→ RECORDS FOR PROCESSING:
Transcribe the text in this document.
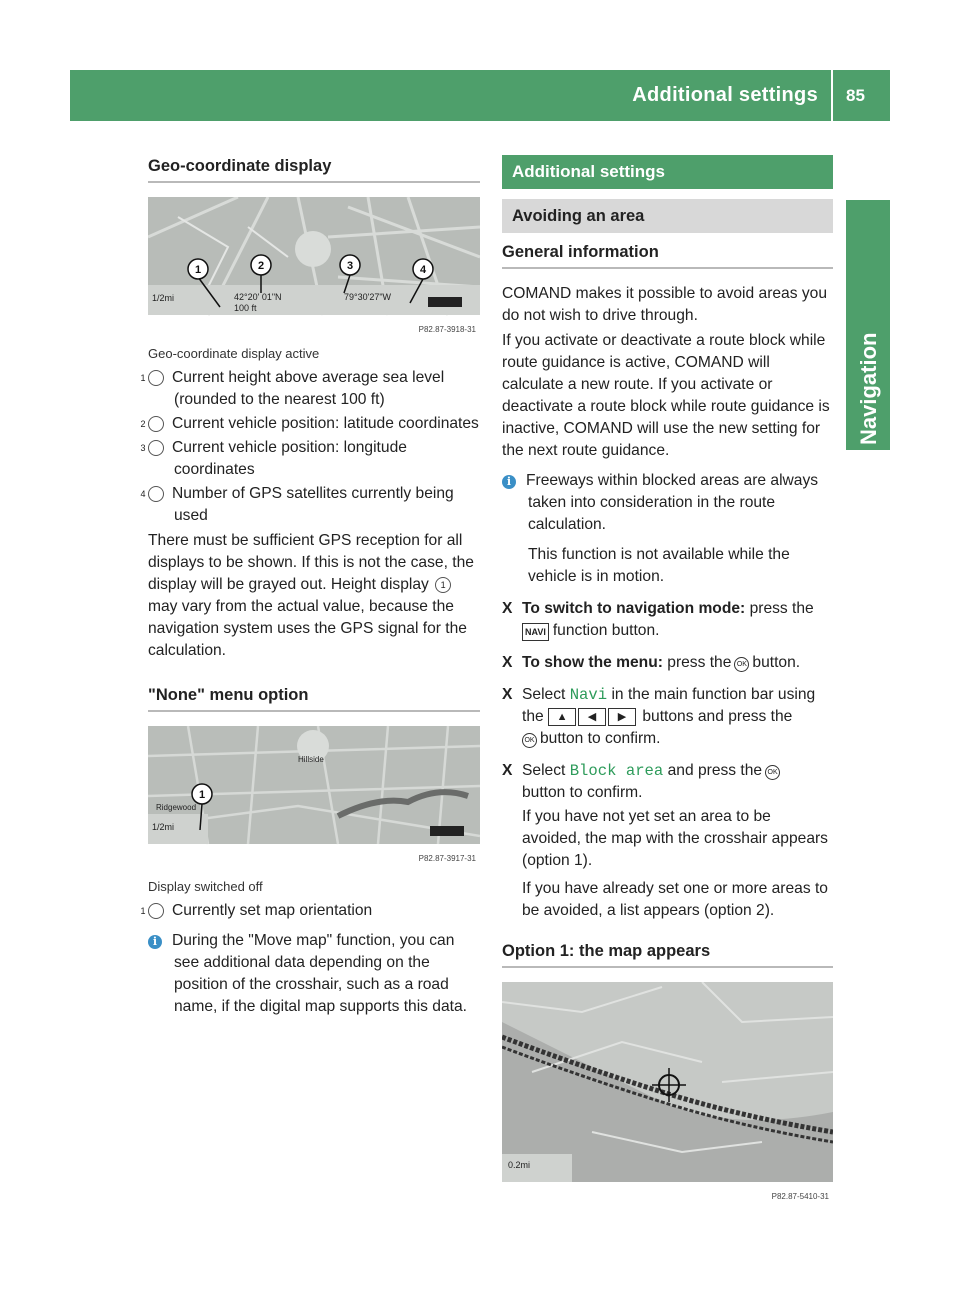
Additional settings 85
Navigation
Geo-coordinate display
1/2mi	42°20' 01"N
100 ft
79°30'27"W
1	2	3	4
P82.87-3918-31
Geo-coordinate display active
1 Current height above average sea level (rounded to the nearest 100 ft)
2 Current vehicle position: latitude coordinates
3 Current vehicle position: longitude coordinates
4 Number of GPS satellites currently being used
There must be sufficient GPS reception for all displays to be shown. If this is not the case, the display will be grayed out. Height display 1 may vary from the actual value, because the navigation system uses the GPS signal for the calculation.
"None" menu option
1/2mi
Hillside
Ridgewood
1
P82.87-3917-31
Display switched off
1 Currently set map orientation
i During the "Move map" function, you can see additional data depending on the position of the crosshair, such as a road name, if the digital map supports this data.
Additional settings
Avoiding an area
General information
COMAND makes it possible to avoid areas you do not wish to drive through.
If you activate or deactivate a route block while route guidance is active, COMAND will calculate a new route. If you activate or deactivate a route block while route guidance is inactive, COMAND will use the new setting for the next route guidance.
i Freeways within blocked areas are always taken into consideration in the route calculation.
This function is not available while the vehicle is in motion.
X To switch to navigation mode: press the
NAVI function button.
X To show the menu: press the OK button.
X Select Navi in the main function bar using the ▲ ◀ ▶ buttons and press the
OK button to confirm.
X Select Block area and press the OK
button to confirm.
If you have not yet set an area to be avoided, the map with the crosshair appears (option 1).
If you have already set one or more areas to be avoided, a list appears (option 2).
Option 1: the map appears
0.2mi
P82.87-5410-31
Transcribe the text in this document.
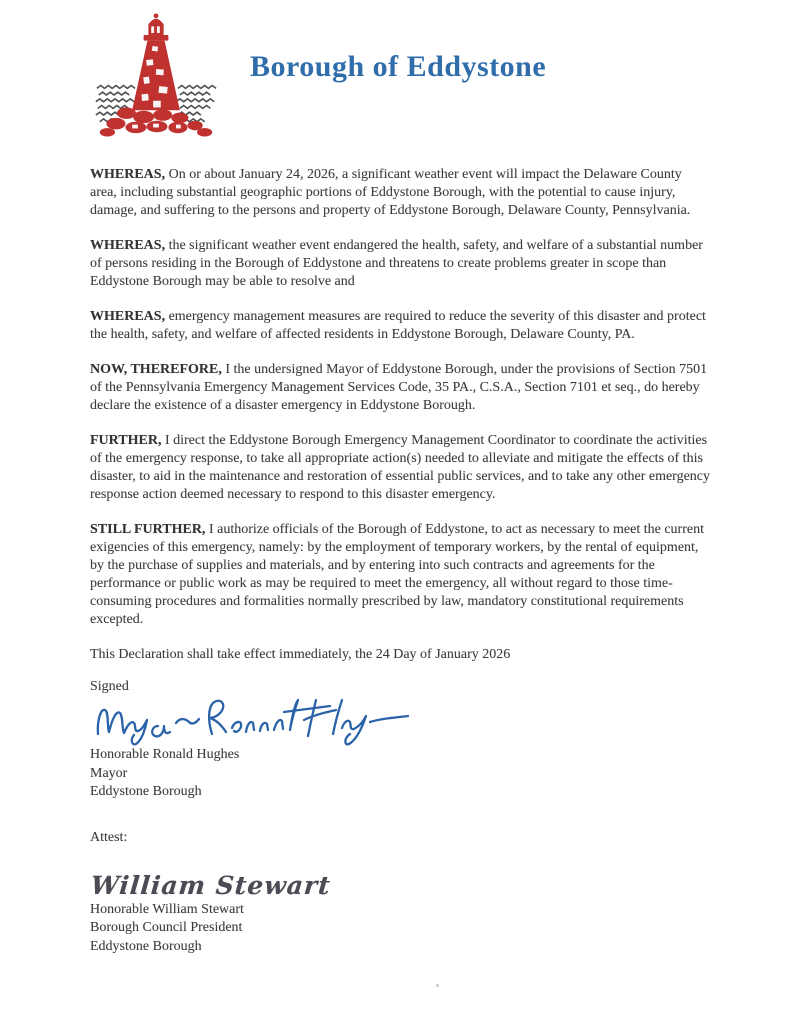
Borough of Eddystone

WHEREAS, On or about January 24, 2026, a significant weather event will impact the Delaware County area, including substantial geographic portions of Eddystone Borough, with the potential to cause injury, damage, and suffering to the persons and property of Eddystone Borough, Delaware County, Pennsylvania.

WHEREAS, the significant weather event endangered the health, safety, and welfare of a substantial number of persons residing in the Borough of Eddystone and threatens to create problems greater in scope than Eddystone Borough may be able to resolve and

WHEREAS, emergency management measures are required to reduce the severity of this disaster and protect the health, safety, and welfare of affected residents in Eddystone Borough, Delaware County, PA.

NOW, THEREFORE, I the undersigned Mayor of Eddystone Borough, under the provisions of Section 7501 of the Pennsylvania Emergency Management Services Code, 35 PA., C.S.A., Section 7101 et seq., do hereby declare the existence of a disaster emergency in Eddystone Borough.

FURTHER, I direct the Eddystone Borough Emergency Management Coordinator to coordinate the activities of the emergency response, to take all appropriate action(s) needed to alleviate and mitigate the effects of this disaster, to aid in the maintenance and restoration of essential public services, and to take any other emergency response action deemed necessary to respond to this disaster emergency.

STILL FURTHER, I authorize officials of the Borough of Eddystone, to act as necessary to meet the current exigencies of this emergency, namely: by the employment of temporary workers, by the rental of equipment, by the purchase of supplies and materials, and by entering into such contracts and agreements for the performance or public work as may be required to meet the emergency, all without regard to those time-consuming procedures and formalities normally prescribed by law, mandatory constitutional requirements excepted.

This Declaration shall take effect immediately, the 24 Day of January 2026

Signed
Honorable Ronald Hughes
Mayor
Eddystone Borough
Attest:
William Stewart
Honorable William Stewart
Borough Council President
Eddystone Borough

→ WRITTEN INSTRUCTION: Return each line of the listing that holds the string "Select".

→ OUTPUT BELOW:
X Select Navi in the main function bar using the ▲ ◀ ▶ buttons and press the
X Select Block area and press the OK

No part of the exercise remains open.